-- Job --
Rewrite the lines between the one containing "Where is each" and the one containing "series-line-t-10-drude xyxy=(114,216,293,444)", inclusive, as a numbered list, omitting any blank lines.

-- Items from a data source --

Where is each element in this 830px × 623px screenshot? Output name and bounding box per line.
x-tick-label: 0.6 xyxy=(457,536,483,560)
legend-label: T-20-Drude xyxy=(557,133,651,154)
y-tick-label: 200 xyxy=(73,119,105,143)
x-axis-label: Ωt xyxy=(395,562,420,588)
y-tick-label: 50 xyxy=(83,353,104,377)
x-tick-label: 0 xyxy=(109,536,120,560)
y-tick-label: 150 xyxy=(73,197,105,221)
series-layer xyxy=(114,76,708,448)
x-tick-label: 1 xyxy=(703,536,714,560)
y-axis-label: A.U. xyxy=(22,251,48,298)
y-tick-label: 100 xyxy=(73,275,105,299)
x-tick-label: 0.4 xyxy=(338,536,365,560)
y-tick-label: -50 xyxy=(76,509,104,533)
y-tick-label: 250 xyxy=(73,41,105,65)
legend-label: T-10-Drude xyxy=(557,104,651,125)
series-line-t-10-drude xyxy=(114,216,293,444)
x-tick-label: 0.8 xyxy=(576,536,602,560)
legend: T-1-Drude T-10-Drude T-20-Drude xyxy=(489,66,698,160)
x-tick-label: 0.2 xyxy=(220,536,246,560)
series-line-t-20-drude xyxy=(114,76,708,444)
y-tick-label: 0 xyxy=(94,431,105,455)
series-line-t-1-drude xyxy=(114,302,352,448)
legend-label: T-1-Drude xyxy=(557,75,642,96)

...

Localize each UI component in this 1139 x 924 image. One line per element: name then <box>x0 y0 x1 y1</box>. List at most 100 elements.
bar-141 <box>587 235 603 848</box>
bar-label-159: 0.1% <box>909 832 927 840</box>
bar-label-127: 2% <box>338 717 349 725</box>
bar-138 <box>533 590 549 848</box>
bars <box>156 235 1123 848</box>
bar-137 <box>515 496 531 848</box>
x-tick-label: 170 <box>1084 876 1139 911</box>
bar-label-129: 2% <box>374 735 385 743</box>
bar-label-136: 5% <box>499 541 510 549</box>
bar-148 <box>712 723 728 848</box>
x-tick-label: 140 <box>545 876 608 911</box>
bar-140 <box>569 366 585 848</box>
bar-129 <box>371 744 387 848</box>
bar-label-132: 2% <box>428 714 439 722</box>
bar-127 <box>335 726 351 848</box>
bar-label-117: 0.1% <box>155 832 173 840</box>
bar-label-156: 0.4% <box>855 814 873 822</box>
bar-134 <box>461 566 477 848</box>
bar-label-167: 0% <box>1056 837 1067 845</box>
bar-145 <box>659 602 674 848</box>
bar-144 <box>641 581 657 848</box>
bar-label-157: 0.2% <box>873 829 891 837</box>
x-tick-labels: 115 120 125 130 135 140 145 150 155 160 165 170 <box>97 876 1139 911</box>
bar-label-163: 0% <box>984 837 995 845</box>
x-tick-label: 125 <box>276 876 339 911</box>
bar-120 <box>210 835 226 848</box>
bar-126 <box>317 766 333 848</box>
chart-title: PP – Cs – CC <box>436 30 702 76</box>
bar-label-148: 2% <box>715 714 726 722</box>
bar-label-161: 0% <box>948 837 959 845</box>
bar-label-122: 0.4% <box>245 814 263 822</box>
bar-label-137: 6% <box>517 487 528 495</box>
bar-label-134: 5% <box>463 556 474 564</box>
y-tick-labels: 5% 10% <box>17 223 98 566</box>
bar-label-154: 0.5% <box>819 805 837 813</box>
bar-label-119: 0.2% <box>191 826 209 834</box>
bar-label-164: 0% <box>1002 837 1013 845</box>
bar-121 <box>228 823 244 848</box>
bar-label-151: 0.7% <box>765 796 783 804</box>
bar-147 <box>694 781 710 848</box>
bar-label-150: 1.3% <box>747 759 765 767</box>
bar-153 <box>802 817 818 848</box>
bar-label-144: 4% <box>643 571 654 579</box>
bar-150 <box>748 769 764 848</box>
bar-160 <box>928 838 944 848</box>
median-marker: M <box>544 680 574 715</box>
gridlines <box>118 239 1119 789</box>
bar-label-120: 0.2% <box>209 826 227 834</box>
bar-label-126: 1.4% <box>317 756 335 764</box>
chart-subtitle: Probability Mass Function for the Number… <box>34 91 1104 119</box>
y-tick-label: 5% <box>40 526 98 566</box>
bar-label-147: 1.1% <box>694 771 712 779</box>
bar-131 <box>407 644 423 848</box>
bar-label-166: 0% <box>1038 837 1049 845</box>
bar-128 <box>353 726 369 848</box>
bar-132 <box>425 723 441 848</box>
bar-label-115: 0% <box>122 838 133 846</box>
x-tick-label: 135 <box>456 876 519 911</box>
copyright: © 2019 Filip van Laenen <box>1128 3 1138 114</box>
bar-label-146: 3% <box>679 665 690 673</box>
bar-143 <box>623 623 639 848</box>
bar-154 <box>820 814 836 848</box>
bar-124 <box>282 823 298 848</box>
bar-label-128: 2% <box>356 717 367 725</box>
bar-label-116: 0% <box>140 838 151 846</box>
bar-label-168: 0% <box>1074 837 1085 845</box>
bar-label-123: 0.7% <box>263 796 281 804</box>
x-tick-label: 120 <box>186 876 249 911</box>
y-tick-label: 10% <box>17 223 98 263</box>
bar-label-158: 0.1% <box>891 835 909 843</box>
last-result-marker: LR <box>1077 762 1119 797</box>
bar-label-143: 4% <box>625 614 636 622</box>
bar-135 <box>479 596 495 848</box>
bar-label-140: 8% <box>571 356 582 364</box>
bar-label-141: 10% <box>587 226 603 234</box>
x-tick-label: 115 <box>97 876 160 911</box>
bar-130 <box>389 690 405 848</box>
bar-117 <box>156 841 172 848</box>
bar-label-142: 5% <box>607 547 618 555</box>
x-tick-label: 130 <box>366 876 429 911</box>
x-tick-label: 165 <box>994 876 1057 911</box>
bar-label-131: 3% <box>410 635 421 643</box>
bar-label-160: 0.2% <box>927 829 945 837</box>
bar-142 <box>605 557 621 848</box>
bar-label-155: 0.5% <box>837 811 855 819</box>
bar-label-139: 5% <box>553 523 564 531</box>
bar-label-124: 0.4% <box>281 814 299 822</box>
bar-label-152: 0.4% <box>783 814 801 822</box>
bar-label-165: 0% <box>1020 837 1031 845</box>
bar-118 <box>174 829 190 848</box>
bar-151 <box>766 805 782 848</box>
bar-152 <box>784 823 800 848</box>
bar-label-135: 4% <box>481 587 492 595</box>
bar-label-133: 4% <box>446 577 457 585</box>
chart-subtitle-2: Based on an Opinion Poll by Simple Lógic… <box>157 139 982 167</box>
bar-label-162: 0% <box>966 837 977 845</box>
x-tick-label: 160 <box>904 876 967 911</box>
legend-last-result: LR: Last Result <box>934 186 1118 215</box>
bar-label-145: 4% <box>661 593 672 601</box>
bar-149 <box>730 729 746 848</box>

-- Solution to the exercise --
1. Where is each element in this 830px × 623px screenshot? Output name and bounding box per line.
2. x-tick-label: 0.6 xyxy=(457,536,483,560)
3. legend-label: T-20-Drude xyxy=(557,133,651,154)
4. y-tick-label: 200 xyxy=(73,119,105,143)
5. x-axis-label: Ωt xyxy=(395,562,420,588)
6. y-tick-label: 50 xyxy=(83,353,104,377)
7. x-tick-label: 0 xyxy=(109,536,120,560)
8. y-tick-label: 150 xyxy=(73,197,105,221)
9. series-layer xyxy=(114,76,708,448)
10. x-tick-label: 1 xyxy=(703,536,714,560)
11. y-axis-label: A.U. xyxy=(22,251,48,298)
12. y-tick-label: 100 xyxy=(73,275,105,299)
13. x-tick-label: 0.4 xyxy=(338,536,365,560)
14. y-tick-label: -50 xyxy=(76,509,104,533)
15. y-tick-label: 250 xyxy=(73,41,105,65)
16. legend-label: T-10-Drude xyxy=(557,104,651,125)
17. series-line-t-10-drude xyxy=(114,216,293,444)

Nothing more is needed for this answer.